• _Instructions to follow_:
Write out the data below exactly as given, without any of its pictures.

• _Records for the task_:
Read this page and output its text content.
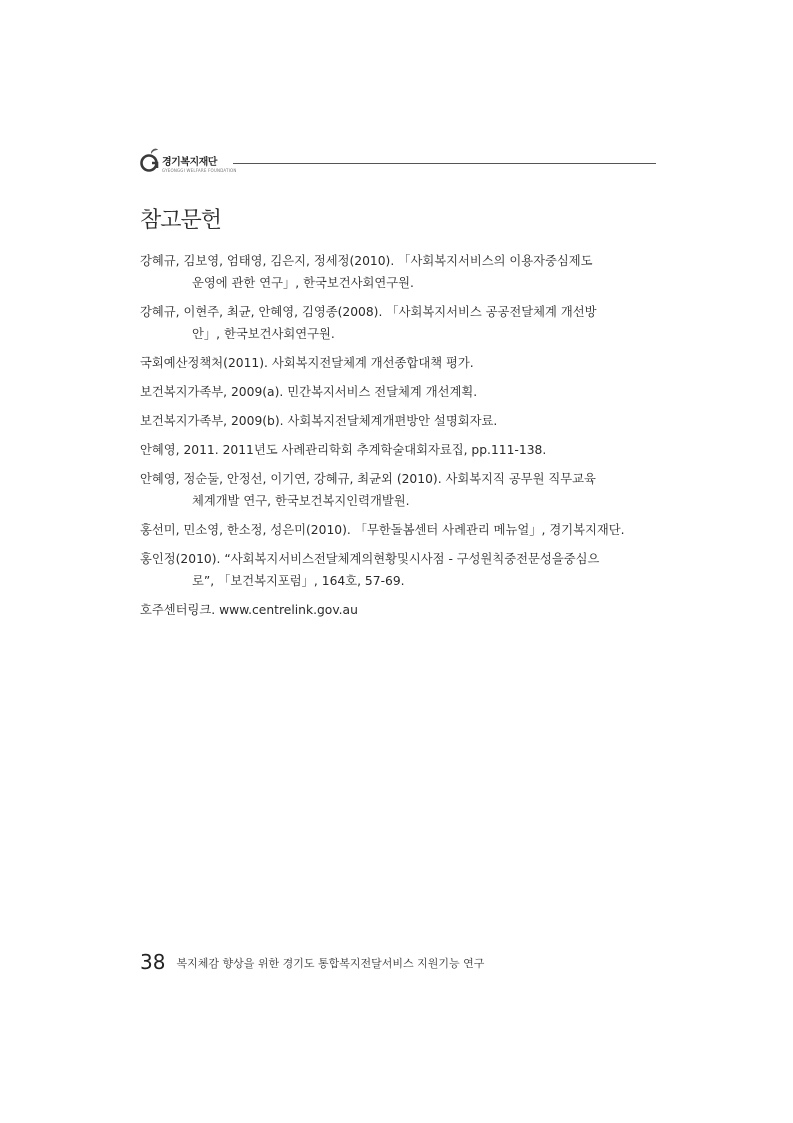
경기복지재단
GYEONGGI WELFARE FOUNDATION
참고문헌
강혜규, 김보영, 엄태영, 김은지, 정세정(2010). 「사회복지서비스의 이용자중심제도
운영에 관한 연구」, 한국보건사회연구원.
강혜규, 이현주, 최균, 안혜영, 김영종(2008). 「사회복지서비스 공공전달체계 개선방
안」, 한국보건사회연구원.
국회예산정책처(2011). 사회복지전달체계 개선종합대책 평가.
보건복지가족부, 2009(a). 민간복지서비스 전달체계 개선계획.
보건복지가족부, 2009(b). 사회복지전달체계개편방안 설명회자료.
안혜영, 2011. 2011년도 사례관리학회 추계학술대회자료집, pp.111-138.
안혜영, 정순둘, 안정선, 이기연, 강혜규, 최균외 (2010). 사회복지직 공무원 직무교육
체계개발 연구, 한국보건복지인력개발원.
홍선미, 민소영, 한소정, 성은미(2010). 「무한돌봄센터 사례관리 메뉴얼」, 경기복지재단.
홍인정(2010). “사회복지서비스전달체계의현황및시사점 - 구성원칙중전문성을중심으
로”, 「보건복지포럼」, 164호, 57-69.
호주센터링크. www.centrelink.gov.au
38 복지체감 향상을 위한 경기도 통합복지전달서비스 지원기능 연구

• _Complete answer_:
Read this page and output its text content.
경기복지재단
GYEONGGI WELFARE FOUNDATION
참고문헌
강혜규, 김보영, 엄태영, 김은지, 정세정(2010). 「사회복지서비스의 이용자중심제도
운영에 관한 연구」, 한국보건사회연구원.
강혜규, 이현주, 최균, 안혜영, 김영종(2008). 「사회복지서비스 공공전달체계 개선방
안」, 한국보건사회연구원.
국회예산정책처(2011). 사회복지전달체계 개선종합대책 평가.
보건복지가족부, 2009(a). 민간복지서비스 전달체계 개선계획.
보건복지가족부, 2009(b). 사회복지전달체계개편방안 설명회자료.
안혜영, 2011. 2011년도 사례관리학회 추계학술대회자료집, pp.111-138.
안혜영, 정순둘, 안정선, 이기연, 강혜규, 최균외 (2010). 사회복지직 공무원 직무교육
체계개발 연구, 한국보건복지인력개발원.
홍선미, 민소영, 한소정, 성은미(2010). 「무한돌봄센터 사례관리 메뉴얼」, 경기복지재단.
홍인정(2010). “사회복지서비스전달체계의현황및시사점 - 구성원칙중전문성을중심으
로”, 「보건복지포럼」, 164호, 57-69.
호주센터링크. www.centrelink.gov.au
38 복지체감 향상을 위한 경기도 통합복지전달서비스 지원기능 연구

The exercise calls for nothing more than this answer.